_Exercise description_
How many lines of the entries below include the word "BITSTAMP"? Answer with the number alone.

--- Materials provided ---

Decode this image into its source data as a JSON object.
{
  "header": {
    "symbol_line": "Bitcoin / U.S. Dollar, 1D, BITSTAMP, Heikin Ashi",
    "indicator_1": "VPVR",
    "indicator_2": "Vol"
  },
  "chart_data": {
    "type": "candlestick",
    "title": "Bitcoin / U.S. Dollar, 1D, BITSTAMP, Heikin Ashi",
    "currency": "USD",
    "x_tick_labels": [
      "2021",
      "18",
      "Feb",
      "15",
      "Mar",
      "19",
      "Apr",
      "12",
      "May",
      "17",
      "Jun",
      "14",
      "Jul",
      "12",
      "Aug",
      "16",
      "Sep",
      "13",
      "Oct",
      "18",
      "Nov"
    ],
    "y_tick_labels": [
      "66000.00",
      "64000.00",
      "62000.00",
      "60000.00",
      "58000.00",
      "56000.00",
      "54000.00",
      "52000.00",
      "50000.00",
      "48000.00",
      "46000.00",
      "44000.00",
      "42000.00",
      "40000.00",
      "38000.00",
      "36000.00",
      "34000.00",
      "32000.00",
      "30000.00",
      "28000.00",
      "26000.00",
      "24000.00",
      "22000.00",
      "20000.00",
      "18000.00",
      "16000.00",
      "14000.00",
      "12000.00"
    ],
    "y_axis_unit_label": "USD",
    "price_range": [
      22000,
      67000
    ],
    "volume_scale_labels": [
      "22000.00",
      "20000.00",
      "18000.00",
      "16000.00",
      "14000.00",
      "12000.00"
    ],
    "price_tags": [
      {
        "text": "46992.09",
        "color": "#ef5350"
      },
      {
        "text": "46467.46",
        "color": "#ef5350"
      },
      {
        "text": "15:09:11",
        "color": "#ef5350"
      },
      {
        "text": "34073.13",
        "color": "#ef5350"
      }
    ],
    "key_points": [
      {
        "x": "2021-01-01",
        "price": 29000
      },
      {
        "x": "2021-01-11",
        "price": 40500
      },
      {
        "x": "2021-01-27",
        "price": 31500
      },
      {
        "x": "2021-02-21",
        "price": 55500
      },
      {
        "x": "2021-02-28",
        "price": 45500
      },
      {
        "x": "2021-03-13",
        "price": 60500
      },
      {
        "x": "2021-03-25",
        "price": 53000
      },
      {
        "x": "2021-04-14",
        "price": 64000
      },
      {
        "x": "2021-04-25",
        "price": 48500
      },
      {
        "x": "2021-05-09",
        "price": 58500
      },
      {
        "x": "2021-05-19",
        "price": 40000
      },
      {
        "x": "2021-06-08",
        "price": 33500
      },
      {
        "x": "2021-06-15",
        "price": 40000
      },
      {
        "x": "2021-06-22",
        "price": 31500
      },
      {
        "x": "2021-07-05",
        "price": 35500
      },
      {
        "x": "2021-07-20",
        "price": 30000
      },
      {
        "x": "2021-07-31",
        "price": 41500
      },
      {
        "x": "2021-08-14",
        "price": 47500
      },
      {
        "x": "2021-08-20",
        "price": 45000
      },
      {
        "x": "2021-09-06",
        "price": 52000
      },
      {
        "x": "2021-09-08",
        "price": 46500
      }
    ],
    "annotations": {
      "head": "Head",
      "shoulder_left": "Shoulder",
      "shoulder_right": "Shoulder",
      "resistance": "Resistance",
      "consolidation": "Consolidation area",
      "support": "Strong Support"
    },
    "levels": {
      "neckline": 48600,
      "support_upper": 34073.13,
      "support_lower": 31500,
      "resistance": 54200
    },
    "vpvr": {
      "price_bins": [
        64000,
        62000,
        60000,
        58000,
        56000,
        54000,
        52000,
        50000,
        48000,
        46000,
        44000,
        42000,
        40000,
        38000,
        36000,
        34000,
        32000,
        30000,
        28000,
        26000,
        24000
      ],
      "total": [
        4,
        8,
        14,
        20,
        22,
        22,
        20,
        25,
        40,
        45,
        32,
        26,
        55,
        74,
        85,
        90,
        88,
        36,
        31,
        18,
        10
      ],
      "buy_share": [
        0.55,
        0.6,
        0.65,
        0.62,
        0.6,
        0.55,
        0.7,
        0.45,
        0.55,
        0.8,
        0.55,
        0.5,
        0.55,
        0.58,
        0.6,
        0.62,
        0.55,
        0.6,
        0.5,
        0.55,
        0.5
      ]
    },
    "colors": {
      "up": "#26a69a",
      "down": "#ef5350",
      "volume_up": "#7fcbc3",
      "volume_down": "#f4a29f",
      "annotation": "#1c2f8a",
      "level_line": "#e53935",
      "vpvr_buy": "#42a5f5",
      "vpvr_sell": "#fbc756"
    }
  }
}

---

_Full answer_
2